• **Task description**
Would you return the complete listing below word for word?

(Collected data)

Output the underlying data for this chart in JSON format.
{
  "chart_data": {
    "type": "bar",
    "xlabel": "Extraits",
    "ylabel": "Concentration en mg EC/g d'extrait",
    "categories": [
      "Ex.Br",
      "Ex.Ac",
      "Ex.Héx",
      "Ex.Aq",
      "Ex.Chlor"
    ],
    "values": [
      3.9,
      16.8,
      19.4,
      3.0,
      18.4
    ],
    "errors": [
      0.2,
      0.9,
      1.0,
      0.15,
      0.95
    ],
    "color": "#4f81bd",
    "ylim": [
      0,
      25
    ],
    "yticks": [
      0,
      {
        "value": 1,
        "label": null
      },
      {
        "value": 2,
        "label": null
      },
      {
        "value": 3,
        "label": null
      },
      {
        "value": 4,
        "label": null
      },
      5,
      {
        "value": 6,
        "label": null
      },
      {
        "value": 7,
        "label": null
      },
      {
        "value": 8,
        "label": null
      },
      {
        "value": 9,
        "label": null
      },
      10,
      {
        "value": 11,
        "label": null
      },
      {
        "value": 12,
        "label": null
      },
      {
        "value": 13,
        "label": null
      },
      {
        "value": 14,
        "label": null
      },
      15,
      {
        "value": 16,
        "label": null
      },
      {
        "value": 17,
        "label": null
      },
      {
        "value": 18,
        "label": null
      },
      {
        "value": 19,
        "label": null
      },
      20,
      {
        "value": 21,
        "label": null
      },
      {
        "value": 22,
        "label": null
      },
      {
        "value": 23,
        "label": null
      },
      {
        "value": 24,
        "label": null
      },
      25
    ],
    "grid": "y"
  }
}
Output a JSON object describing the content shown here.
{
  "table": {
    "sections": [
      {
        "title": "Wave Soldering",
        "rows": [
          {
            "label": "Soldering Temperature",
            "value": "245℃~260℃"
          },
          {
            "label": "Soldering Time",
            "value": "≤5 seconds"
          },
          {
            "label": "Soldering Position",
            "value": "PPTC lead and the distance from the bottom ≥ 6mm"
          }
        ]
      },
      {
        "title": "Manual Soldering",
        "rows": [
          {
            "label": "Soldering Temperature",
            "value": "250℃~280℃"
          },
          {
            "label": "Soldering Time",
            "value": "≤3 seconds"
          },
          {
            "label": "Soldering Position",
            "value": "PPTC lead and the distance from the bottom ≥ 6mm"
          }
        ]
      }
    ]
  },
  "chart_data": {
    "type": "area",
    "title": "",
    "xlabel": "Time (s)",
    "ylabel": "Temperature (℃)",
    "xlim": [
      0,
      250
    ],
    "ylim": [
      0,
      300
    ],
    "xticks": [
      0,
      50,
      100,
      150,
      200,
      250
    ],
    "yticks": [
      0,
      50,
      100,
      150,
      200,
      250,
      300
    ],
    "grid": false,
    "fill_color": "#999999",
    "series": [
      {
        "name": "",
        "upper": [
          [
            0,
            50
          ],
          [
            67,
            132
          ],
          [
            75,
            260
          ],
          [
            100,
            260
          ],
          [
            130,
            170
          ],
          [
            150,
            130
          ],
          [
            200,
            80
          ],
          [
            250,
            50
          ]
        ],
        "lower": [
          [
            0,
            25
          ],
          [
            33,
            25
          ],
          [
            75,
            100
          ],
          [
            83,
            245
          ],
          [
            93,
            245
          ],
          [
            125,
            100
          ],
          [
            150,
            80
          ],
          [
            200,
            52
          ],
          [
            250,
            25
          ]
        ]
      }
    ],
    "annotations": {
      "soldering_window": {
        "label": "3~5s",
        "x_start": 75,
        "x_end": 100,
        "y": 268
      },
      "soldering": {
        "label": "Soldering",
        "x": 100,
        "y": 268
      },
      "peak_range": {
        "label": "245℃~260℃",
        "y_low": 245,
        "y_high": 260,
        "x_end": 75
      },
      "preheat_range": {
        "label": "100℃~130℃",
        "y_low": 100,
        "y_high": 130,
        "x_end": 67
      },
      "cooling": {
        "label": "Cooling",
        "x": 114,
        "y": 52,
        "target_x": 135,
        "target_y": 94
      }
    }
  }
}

• **Exercise output**
Output the underlying data for this chart in JSON format.
{
  "chart_data": {
    "type": "bar",
    "xlabel": "Extraits",
    "ylabel": "Concentration en mg EC/g d'extrait",
    "categories": [
      "Ex.Br",
      "Ex.Ac",
      "Ex.Héx",
      "Ex.Aq",
      "Ex.Chlor"
    ],
    "values": [
      3.9,
      16.8,
      19.4,
      3.0,
      18.4
    ],
    "errors": [
      0.2,
      0.9,
      1.0,
      0.15,
      0.95
    ],
    "color": "#4f81bd",
    "ylim": [
      0,
      25
    ],
    "yticks": [
      0,
      {
        "value": 1,
        "label": null
      },
      {
        "value": 2,
        "label": null
      },
      {
        "value": 3,
        "label": null
      },
      {
        "value": 4,
        "label": null
      },
      5,
      {
        "value": 6,
        "label": null
      },
      {
        "value": 7,
        "label": null
      },
      {
        "value": 8,
        "label": null
      },
      {
        "value": 9,
        "label": null
      },
      10,
      {
        "value": 11,
        "label": null
      },
      {
        "value": 12,
        "label": null
      },
      {
        "value": 13,
        "label": null
      },
      {
        "value": 14,
        "label": null
      },
      15,
      {
        "value": 16,
        "label": null
      },
      {
        "value": 17,
        "label": null
      },
      {
        "value": 18,
        "label": null
      },
      {
        "value": 19,
        "label": null
      },
      20,
      {
        "value": 21,
        "label": null
      },
      {
        "value": 22,
        "label": null
      },
      {
        "value": 23,
        "label": null
      },
      {
        "value": 24,
        "label": null
      },
      25
    ],
    "grid": "y"
  }
}
Output a JSON object describing the content shown here.
{
  "table": {
    "sections": [
      {
        "title": "Wave Soldering",
        "rows": [
          {
            "label": "Soldering Temperature",
            "value": "245℃~260℃"
          },
          {
            "label": "Soldering Time",
            "value": "≤5 seconds"
          },
          {
            "label": "Soldering Position",
            "value": "PPTC lead and the distance from the bottom ≥ 6mm"
          }
        ]
      },
      {
        "title": "Manual Soldering",
        "rows": [
          {
            "label": "Soldering Temperature",
            "value": "250℃~280℃"
          },
          {
            "label": "Soldering Time",
            "value": "≤3 seconds"
          },
          {
            "label": "Soldering Position",
            "value": "PPTC lead and the distance from the bottom ≥ 6mm"
          }
        ]
      }
    ]
  },
  "chart_data": {
    "type": "area",
    "title": "",
    "xlabel": "Time (s)",
    "ylabel": "Temperature (℃)",
    "xlim": [
      0,
      250
    ],
    "ylim": [
      0,
      300
    ],
    "xticks": [
      0,
      50,
      100,
      150,
      200,
      250
    ],
    "yticks": [
      0,
      50,
      100,
      150,
      200,
      250,
      300
    ],
    "grid": false,
    "fill_color": "#999999",
    "series": [
      {
        "name": "",
        "upper": [
          [
            0,
            50
          ],
          [
            67,
            132
          ],
          [
            75,
            260
          ],
          [
            100,
            260
          ],
          [
            130,
            170
          ],
          [
            150,
            130
          ],
          [
            200,
            80
          ],
          [
            250,
            50
          ]
        ],
        "lower": [
          [
            0,
            25
          ],
          [
            33,
            25
          ],
          [
            75,
            100
          ],
          [
            83,
            245
          ],
          [
            93,
            245
          ],
          [
            125,
            100
          ],
          [
            150,
            80
          ],
          [
            200,
            52
          ],
          [
            250,
            25
          ]
        ]
      }
    ],
    "annotations": {
      "soldering_window": {
        "label": "3~5s",
        "x_start": 75,
        "x_end": 100,
        "y": 268
      },
      "soldering": {
        "label": "Soldering",
        "x": 100,
        "y": 268
      },
      "peak_range": {
        "label": "245℃~260℃",
        "y_low": 245,
        "y_high": 260,
        "x_end": 75
      },
      "preheat_range": {
        "label": "100℃~130℃",
        "y_low": 100,
        "y_high": 130,
        "x_end": 67
      },
      "cooling": {
        "label": "Cooling",
        "x": 114,
        "y": 52,
        "target_x": 135,
        "target_y": 94
      }
    }
  }
}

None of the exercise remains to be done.